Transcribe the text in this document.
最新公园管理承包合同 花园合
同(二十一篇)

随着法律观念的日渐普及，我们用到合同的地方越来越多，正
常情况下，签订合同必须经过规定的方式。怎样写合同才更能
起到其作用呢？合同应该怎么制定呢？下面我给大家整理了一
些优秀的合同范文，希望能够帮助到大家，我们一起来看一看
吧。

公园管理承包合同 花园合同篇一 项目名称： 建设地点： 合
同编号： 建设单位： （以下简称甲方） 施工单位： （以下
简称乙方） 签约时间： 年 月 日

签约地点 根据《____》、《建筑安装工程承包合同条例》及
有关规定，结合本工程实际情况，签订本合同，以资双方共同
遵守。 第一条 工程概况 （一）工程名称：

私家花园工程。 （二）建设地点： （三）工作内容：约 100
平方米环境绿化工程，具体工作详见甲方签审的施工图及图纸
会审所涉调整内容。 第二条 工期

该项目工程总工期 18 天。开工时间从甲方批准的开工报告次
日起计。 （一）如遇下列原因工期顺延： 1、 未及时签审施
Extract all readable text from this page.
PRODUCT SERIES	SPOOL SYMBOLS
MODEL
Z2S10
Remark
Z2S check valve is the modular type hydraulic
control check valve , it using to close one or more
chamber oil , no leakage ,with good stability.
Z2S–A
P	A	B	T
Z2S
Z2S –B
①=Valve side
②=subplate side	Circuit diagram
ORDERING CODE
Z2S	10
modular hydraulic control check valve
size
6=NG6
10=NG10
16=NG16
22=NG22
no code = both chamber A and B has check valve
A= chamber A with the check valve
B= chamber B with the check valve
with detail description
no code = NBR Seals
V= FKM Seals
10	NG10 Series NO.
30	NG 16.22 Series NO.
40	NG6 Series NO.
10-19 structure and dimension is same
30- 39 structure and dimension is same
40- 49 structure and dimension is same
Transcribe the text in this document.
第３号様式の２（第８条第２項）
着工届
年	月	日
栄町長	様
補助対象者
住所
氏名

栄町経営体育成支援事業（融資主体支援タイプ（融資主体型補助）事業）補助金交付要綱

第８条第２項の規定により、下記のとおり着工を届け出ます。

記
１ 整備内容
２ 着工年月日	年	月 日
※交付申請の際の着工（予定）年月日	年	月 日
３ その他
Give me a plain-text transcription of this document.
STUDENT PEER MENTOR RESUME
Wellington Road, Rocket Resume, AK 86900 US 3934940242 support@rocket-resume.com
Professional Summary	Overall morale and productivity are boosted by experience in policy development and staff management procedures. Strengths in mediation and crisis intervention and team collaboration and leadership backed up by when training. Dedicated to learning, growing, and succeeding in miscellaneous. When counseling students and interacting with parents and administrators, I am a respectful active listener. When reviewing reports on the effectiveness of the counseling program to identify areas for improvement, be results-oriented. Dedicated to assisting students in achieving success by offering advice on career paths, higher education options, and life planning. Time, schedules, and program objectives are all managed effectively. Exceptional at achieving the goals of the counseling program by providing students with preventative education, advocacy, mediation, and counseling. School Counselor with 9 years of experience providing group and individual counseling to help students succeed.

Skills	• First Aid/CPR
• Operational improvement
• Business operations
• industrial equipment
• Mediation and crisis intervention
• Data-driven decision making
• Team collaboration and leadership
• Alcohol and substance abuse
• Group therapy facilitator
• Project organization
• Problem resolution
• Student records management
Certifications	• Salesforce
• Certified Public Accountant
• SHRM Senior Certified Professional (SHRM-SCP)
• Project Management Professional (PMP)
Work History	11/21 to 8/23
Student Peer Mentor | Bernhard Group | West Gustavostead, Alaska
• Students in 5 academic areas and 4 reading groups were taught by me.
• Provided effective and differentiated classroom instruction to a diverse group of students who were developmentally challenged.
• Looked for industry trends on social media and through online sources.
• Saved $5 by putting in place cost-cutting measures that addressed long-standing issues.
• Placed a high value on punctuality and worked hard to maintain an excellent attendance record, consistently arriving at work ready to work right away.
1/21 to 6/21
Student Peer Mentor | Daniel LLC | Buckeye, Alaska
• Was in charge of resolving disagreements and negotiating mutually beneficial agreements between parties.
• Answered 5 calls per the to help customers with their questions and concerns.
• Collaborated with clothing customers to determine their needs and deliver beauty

GIVEN INSTRUCTION ::
Restate each record exactly as written.

EXERCISE OUTPUT ::
Transcribe the text in this document.
最新公园管理承包合同 花园合
同(二十一篇)

随着法律观念的日渐普及，我们用到合同的地方越来越多，正
常情况下，签订合同必须经过规定的方式。怎样写合同才更能
起到其作用呢？合同应该怎么制定呢？下面我给大家整理了一
些优秀的合同范文，希望能够帮助到大家，我们一起来看一看
吧。

公园管理承包合同 花园合同篇一 项目名称： 建设地点： 合
同编号： 建设单位： （以下简称甲方） 施工单位： （以下
简称乙方） 签约时间： 年 月 日

签约地点 根据《____》、《建筑安装工程承包合同条例》及
有关规定，结合本工程实际情况，签订本合同，以资双方共同
遵守。 第一条 工程概况 （一）工程名称：

私家花园工程。 （二）建设地点： （三）工作内容：约 100
平方米环境绿化工程，具体工作详见甲方签审的施工图及图纸
会审所涉调整内容。 第二条 工期

该项目工程总工期 18 天。开工时间从甲方批准的开工报告次
日起计。 （一）如遇下列原因工期顺延： 1、 未及时签审施
Extract all readable text from this page.
PRODUCT SERIES	SPOOL SYMBOLS
MODEL
Z2S10
Remark
Z2S check valve is the modular type hydraulic
control check valve , it using to close one or more
chamber oil , no leakage ,with good stability.
Z2S–A
P	A	B	T
Z2S
Z2S –B
①=Valve side
②=subplate side	Circuit diagram
ORDERING CODE
Z2S	10
modular hydraulic control check valve
size
6=NG6
10=NG10
16=NG16
22=NG22
no code = both chamber A and B has check valve
A= chamber A with the check valve
B= chamber B with the check valve
with detail description
no code = NBR Seals
V= FKM Seals
10	NG10 Series NO.
30	NG 16.22 Series NO.
40	NG6 Series NO.
10-19 structure and dimension is same
30- 39 structure and dimension is same
40- 49 structure and dimension is same
Transcribe the text in this document.
第３号様式の２（第８条第２項）
着工届
年	月	日
栄町長	様
補助対象者
住所
氏名

栄町経営体育成支援事業（融資主体支援タイプ（融資主体型補助）事業）補助金交付要綱

第８条第２項の規定により、下記のとおり着工を届け出ます。

記
１ 整備内容
２ 着工年月日	年	月 日
※交付申請の際の着工（予定）年月日	年	月 日
３ その他
Give me a plain-text transcription of this document.
STUDENT PEER MENTOR RESUME
Wellington Road, Rocket Resume, AK 86900 US 3934940242 support@rocket-resume.com
Professional Summary	Overall morale and productivity are boosted by experience in policy development and staff management procedures. Strengths in mediation and crisis intervention and team collaboration and leadership backed up by when training. Dedicated to learning, growing, and succeeding in miscellaneous. When counseling students and interacting with parents and administrators, I am a respectful active listener. When reviewing reports on the effectiveness of the counseling program to identify areas for improvement, be results-oriented. Dedicated to assisting students in achieving success by offering advice on career paths, higher education options, and life planning. Time, schedules, and program objectives are all managed effectively. Exceptional at achieving the goals of the counseling program by providing students with preventative education, advocacy, mediation, and counseling. School Counselor with 9 years of experience providing group and individual counseling to help students succeed.

Skills	• First Aid/CPR
• Operational improvement
• Business operations
• industrial equipment
• Mediation and crisis intervention
• Data-driven decision making
• Team collaboration and leadership
• Alcohol and substance abuse
• Group therapy facilitator
• Project organization
• Problem resolution
• Student records management
Certifications	• Salesforce
• Certified Public Accountant
• SHRM Senior Certified Professional (SHRM-SCP)
• Project Management Professional (PMP)
Work History	11/21 to 8/23
Student Peer Mentor | Bernhard Group | West Gustavostead, Alaska
• Students in 5 academic areas and 4 reading groups were taught by me.
• Provided effective and differentiated classroom instruction to a diverse group of students who were developmentally challenged.
• Looked for industry trends on social media and through online sources.
• Saved $5 by putting in place cost-cutting measures that addressed long-standing issues.
• Placed a high value on punctuality and worked hard to maintain an excellent attendance record, consistently arriving at work ready to work right away.
1/21 to 6/21
Student Peer Mentor | Daniel LLC | Buckeye, Alaska
• Was in charge of resolving disagreements and negotiating mutually beneficial agreements between parties.
• Answered 5 calls per the to help customers with their questions and concerns.
• Collaborated with clothing customers to determine their needs and deliver beauty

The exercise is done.